Exercise directions ::
Repeat every record below exactly, omitting any pictures.

━━━ Input ━━━

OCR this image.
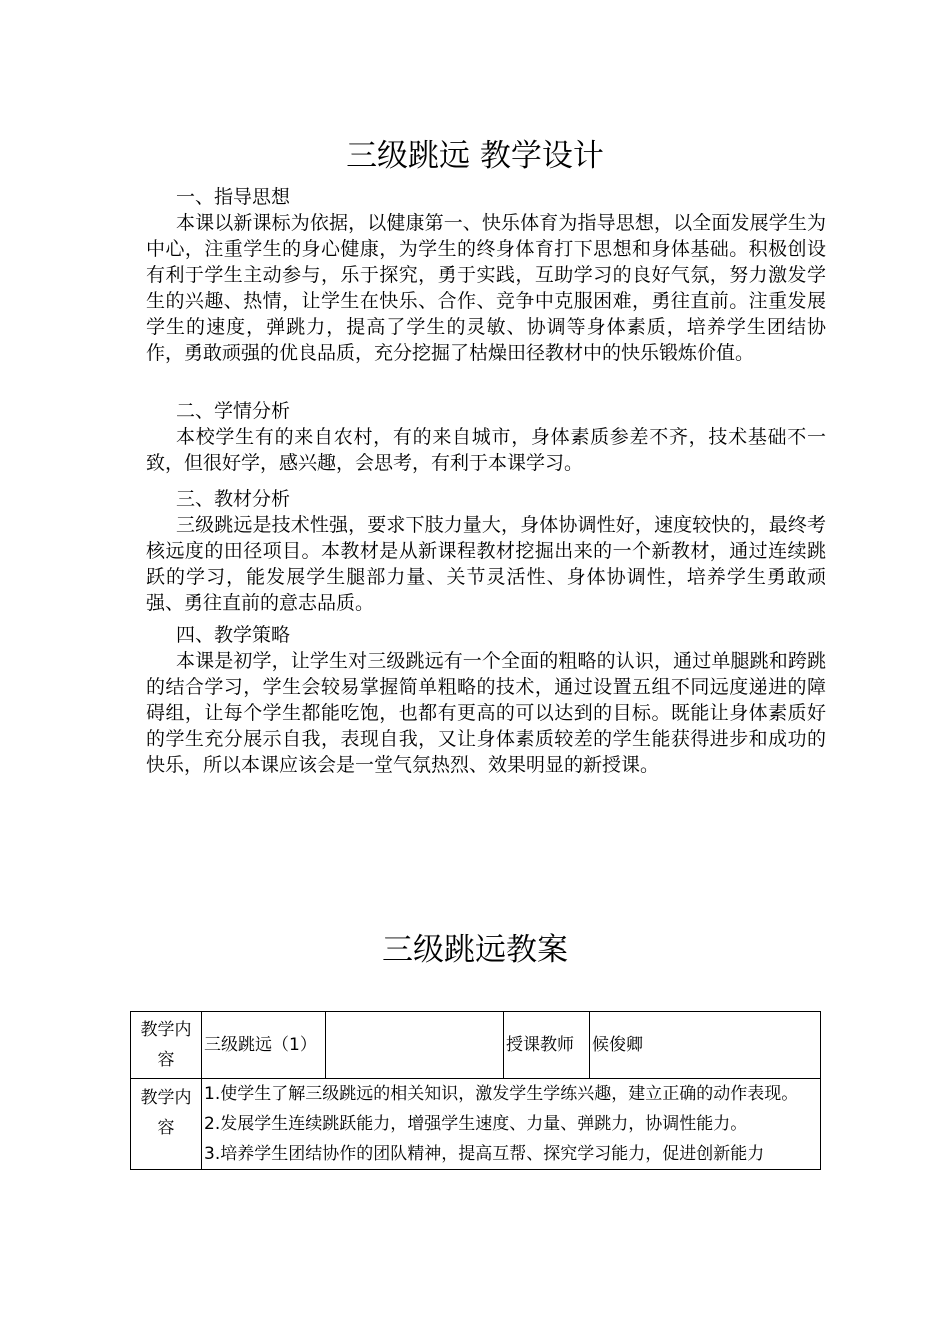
三级跳远 教学设计
一、指导思想
本课以新课标为依据，以健康第一、快乐体育为指导思想，以全面发展学生为中心，注重学生的身心健康，为学生的终身体育打下思想和身体基础。积极创设有利于学生主动参与，乐于探究，勇于实践，互助学习的良好气氛，努力激发学生的兴趣、热情，让学生在快乐、合作、竞争中克服困难，勇往直前。注重发展学生的速度，弹跳力，提高了学生的灵敏、协调等身体素质，培养学生团结协作，勇敢顽强的优良品质，充分挖掘了枯燥田径教材中的快乐锻炼价值。
二、学情分析
本校学生有的来自农村，有的来自城市，身体素质参差不齐，技术基础不一致，但很好学，感兴趣，会思考，有利于本课学习。
三、教材分析
三级跳远是技术性强，要求下肢力量大，身体协调性好，速度较快的，最终考核远度的田径项目。本教材是从新课程教材挖掘出来的一个新教材，通过连续跳跃的学习，能发展学生腿部力量、关节灵活性、身体协调性，培养学生勇敢顽强、勇往直前的意志品质。
四、教学策略
本课是初学，让学生对三级跳远有一个全面的粗略的认识，通过单腿跳和跨跳的结合学习，学生会较易掌握简单粗略的技术，通过设置五组不同远度递进的障碍组，让每个学生都能吃饱，也都有更高的可以达到的目标。既能让身体素质好的学生充分展示自我，表现自我，又让身体素质较差的学生能获得进步和成功的快乐，所以本课应该会是一堂气氛热烈、效果明显的新授课。
三级跳远教案
教学内容	三级跳远（1）		授课教师	候俊卿
教学内容	1.使学生了解三级跳远的相关知识，激发学生学练兴趣，建立正确的动作表现。
2.发展学生连续跳跃能力，增强学生速度、力量、弹跳力，协调性能力。
3.培养学生团结协作的团队精神，提高互帮、探究学习能力，促进创新能力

━━━

Completed exercise ::
OCR this image.
三级跳远 教学设计
一、指导思想
本课以新课标为依据，以健康第一、快乐体育为指导思想，以全面发展学生为中心，注重学生的身心健康，为学生的终身体育打下思想和身体基础。积极创设有利于学生主动参与，乐于探究，勇于实践，互助学习的良好气氛，努力激发学生的兴趣、热情，让学生在快乐、合作、竞争中克服困难，勇往直前。注重发展学生的速度，弹跳力，提高了学生的灵敏、协调等身体素质，培养学生团结协作，勇敢顽强的优良品质，充分挖掘了枯燥田径教材中的快乐锻炼价值。
二、学情分析
本校学生有的来自农村，有的来自城市，身体素质参差不齐，技术基础不一致，但很好学，感兴趣，会思考，有利于本课学习。
三、教材分析
三级跳远是技术性强，要求下肢力量大，身体协调性好，速度较快的，最终考核远度的田径项目。本教材是从新课程教材挖掘出来的一个新教材，通过连续跳跃的学习，能发展学生腿部力量、关节灵活性、身体协调性，培养学生勇敢顽强、勇往直前的意志品质。
四、教学策略
本课是初学，让学生对三级跳远有一个全面的粗略的认识，通过单腿跳和跨跳的结合学习，学生会较易掌握简单粗略的技术，通过设置五组不同远度递进的障碍组，让每个学生都能吃饱，也都有更高的可以达到的目标。既能让身体素质好的学生充分展示自我，表现自我，又让身体素质较差的学生能获得进步和成功的快乐，所以本课应该会是一堂气氛热烈、效果明显的新授课。
三级跳远教案
教学内容	三级跳远（1）		授课教师	候俊卿
教学内容	1.使学生了解三级跳远的相关知识，激发学生学练兴趣，建立正确的动作表现。
2.发展学生连续跳跃能力，增强学生速度、力量、弹跳力，协调性能力。
3.培养学生团结协作的团队精神，提高互帮、探究学习能力，促进创新能力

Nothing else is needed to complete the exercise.